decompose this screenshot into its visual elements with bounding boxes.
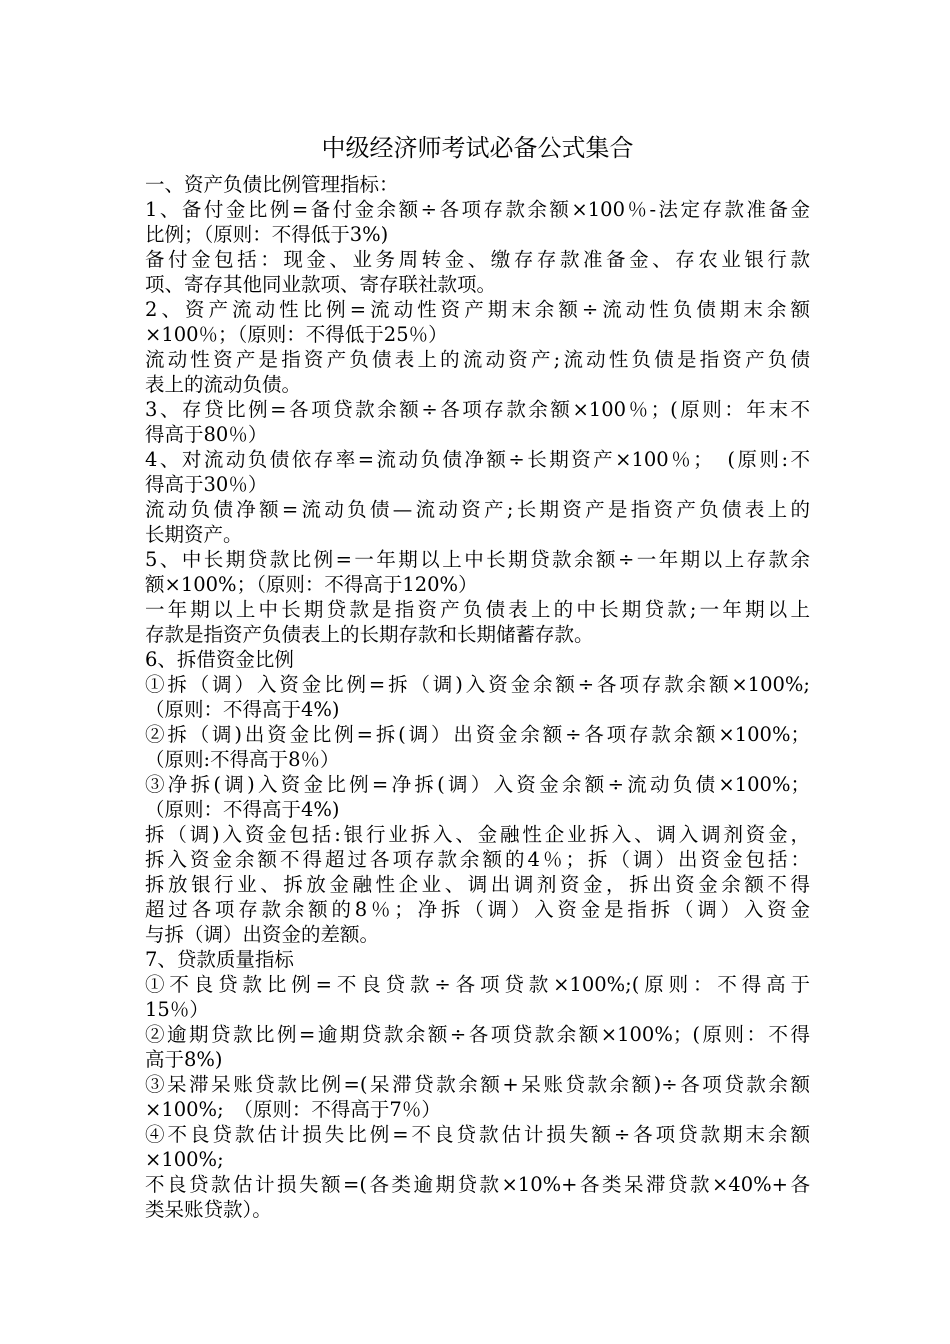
text-line: 不良贷款估计损失额=(各类逾期贷款×10%+各类呆滞贷款×40%+各	[145, 1173, 810, 1196]
document-title: 中级经济师考试必备公式集合	[321, 134, 634, 162]
text-line: ①不良贷款比例=不良贷款÷各项贷款×100%;(原则：不得高于	[145, 973, 810, 996]
text-line: 得高于30％）	[145, 473, 268, 496]
text-line: 额×100%；（原则：不得高于120%）	[145, 573, 478, 596]
text-line: 拆放银行业、拆放金融性企业、调出调剂资金，拆出资金余额不得	[145, 873, 810, 896]
text-line: 流动性资产是指资产负债表上的流动资产;流动性负债是指资产负债	[145, 348, 810, 371]
text-line: 拆（调)入资金包括:银行业拆入、金融性企业拆入、调入调剂资金，	[145, 823, 810, 846]
document-body	[145, 172, 810, 1222]
text-line: 得高于80％）	[145, 423, 268, 446]
text-line: ④不良贷款估计损失比例=不良贷款估计损失额÷各项贷款期末余额	[145, 1123, 810, 1146]
text-line: 一年期以上中长期贷款是指资产负债表上的中长期贷款;一年期以上	[145, 598, 810, 621]
text-line: 超过各项存款余额的8％；净拆（调）入资金是指拆（调）入资金	[145, 898, 810, 921]
text-line: 15％）	[145, 998, 209, 1021]
text-line: 2、资产流动性比例=流动性资产期末余额÷流动性负债期末余额	[145, 298, 810, 321]
text-line: 4、对流动负债依存率=流动负债净额÷长期资产×100％； (原则:不	[145, 448, 810, 471]
text-line: 流动负债净额=流动负债—流动资产;长期资产是指资产负债表上的	[145, 498, 810, 521]
text-line: ×100%; （原则：不得高于7％）	[145, 1098, 441, 1121]
text-line: ①拆（调）入资金比例=拆（调)入资金余额÷各项存款余额×100%;	[145, 673, 810, 696]
text-line: ×100%;	[145, 1148, 224, 1171]
text-line: （原则:不得高于8％）	[145, 748, 340, 771]
text-line: 表上的流动负债。	[145, 373, 302, 396]
text-line: （原则：不得高于4%)	[145, 698, 340, 721]
text-line: 6、拆借资金比例	[145, 648, 294, 671]
text-line: ②拆（调)出资金比例=拆(调）出资金余额÷各项存款余额×100%；	[145, 723, 810, 746]
text-line: 1、备付金比例=备付金余额÷各项存款余额×100％-法定存款准备金	[145, 198, 810, 221]
text-line: 与拆（调）出资金的差额。	[145, 923, 380, 946]
text-line: 长期资产。	[145, 523, 243, 546]
text-line: ②逾期贷款比例=逾期贷款余额÷各项贷款余额×100%；(原则：不得	[145, 1023, 810, 1046]
text-line: ③呆滞呆账贷款比例=(呆滞贷款余额+呆账贷款余额)÷各项贷款余额	[145, 1073, 810, 1096]
text-line: 3、存贷比例=各项贷款余额÷各项存款余额×100％；(原则：年末不	[145, 398, 810, 421]
text-line: ×100％；（原则：不得低于25％）	[145, 323, 448, 346]
text-line: 5、中长期贷款比例=一年期以上中长期贷款余额÷一年期以上存款余	[145, 548, 810, 571]
text-line: 比例；（原则：不得低于3%)	[145, 223, 389, 246]
text-line: 7、贷款质量指标	[145, 948, 294, 971]
text-line: 类呆账贷款）。	[145, 1198, 272, 1221]
text-line: 一、资产负债比例管理指标：	[145, 173, 399, 196]
text-line: 项、寄存其他同业款项、寄存联社款项。	[145, 273, 497, 296]
text-line: 高于8%)	[145, 1048, 223, 1071]
text-line: （原则：不得高于4%)	[145, 798, 340, 821]
text-line: ③净拆(调)入资金比例=净拆(调）入资金余额÷流动负债×100%；	[145, 773, 810, 796]
text-line: 拆入资金余额不得超过各项存款余额的4％；拆（调）出资金包括：	[145, 848, 810, 871]
text-line: 备付金包括：现金、业务周转金、缴存存款准备金、存农业银行款	[145, 248, 810, 271]
document-page	[145, 130, 810, 1222]
text-line: 存款是指资产负债表上的长期存款和长期储蓄存款。	[145, 623, 594, 646]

### [Problem details]
Please format every line of the data above as a numbered list, skipping blank lines and leaving out the pictures.

### [Solution to this exercise]
1. decompose this screenshot into its visual elements with bounding boxes.
2. text-line: 不良贷款估计损失额=(各类逾期贷款×10%+各类呆滞贷款×40%+各	[145, 1173, 810, 1196]
3. document-title: 中级经济师考试必备公式集合	[321, 134, 634, 162]
4. text-line: ①不良贷款比例=不良贷款÷各项贷款×100%;(原则：不得高于	[145, 973, 810, 996]
5. text-line: 得高于30％）	[145, 473, 268, 496]
6. text-line: 额×100%；（原则：不得高于120%）	[145, 573, 478, 596]
7. text-line: 拆放银行业、拆放金融性企业、调出调剂资金，拆出资金余额不得	[145, 873, 810, 896]
8. text-line: 流动性资产是指资产负债表上的流动资产;流动性负债是指资产负债	[145, 348, 810, 371]
9. text-line: 拆（调)入资金包括:银行业拆入、金融性企业拆入、调入调剂资金，	[145, 823, 810, 846]
10. document-body	[145, 172, 810, 1222]
11. text-line: 得高于80％）	[145, 423, 268, 446]
12. text-line: ④不良贷款估计损失比例=不良贷款估计损失额÷各项贷款期末余额	[145, 1123, 810, 1146]
13. text-line: 一年期以上中长期贷款是指资产负债表上的中长期贷款;一年期以上	[145, 598, 810, 621]
14. text-line: 超过各项存款余额的8％；净拆（调）入资金是指拆（调）入资金	[145, 898, 810, 921]
15. text-line: 15％）	[145, 998, 209, 1021]
16. text-line: 2、资产流动性比例=流动性资产期末余额÷流动性负债期末余额	[145, 298, 810, 321]
17. text-line: 4、对流动负债依存率=流动负债净额÷长期资产×100％； (原则:不	[145, 448, 810, 471]
18. text-line: 流动负债净额=流动负债—流动资产;长期资产是指资产负债表上的	[145, 498, 810, 521]
19. text-line: ×100%; （原则：不得高于7％）	[145, 1098, 441, 1121]
20. text-line: ①拆（调）入资金比例=拆（调)入资金余额÷各项存款余额×100%;	[145, 673, 810, 696]
21. text-line: ×100%;	[145, 1148, 224, 1171]
22. text-line: （原则:不得高于8％）	[145, 748, 340, 771]
23. text-line: 表上的流动负债。	[145, 373, 302, 396]
24. text-line: （原则：不得高于4%)	[145, 698, 340, 721]
25. text-line: 6、拆借资金比例	[145, 648, 294, 671]
26. text-line: ②拆（调)出资金比例=拆(调）出资金余额÷各项存款余额×100%；	[145, 723, 810, 746]
27. text-line: 1、备付金比例=备付金余额÷各项存款余额×100％-法定存款准备金	[145, 198, 810, 221]
28. text-line: 与拆（调）出资金的差额。	[145, 923, 380, 946]
29. text-line: 长期资产。	[145, 523, 243, 546]
30. text-line: ②逾期贷款比例=逾期贷款余额÷各项贷款余额×100%；(原则：不得	[145, 1023, 810, 1046]
31. text-line: ③呆滞呆账贷款比例=(呆滞贷款余额+呆账贷款余额)÷各项贷款余额	[145, 1073, 810, 1096]
32. text-line: 3、存贷比例=各项贷款余额÷各项存款余额×100％；(原则：年末不	[145, 398, 810, 421]
33. text-line: ×100％；（原则：不得低于25％）	[145, 323, 448, 346]
34. text-line: 5、中长期贷款比例=一年期以上中长期贷款余额÷一年期以上存款余	[145, 548, 810, 571]
35. text-line: 比例；（原则：不得低于3%)	[145, 223, 389, 246]
36. text-line: 7、贷款质量指标	[145, 948, 294, 971]
37. text-line: 类呆账贷款）。	[145, 1198, 272, 1221]
38. text-line: 一、资产负债比例管理指标：	[145, 173, 399, 196]
39. text-line: 项、寄存其他同业款项、寄存联社款项。	[145, 273, 497, 296]
40. text-line: 高于8%)	[145, 1048, 223, 1071]
41. text-line: （原则：不得高于4%)	[145, 798, 340, 821]
42. text-line: ③净拆(调)入资金比例=净拆(调）入资金余额÷流动负债×100%；	[145, 773, 810, 796]
43. text-line: 拆入资金余额不得超过各项存款余额的4％；拆（调）出资金包括：	[145, 848, 810, 871]
44. text-line: 备付金包括：现金、业务周转金、缴存存款准备金、存农业银行款	[145, 248, 810, 271]
45. document-page	[145, 130, 810, 1222]
46. text-line: 存款是指资产负债表上的长期存款和长期储蓄存款。	[145, 623, 594, 646]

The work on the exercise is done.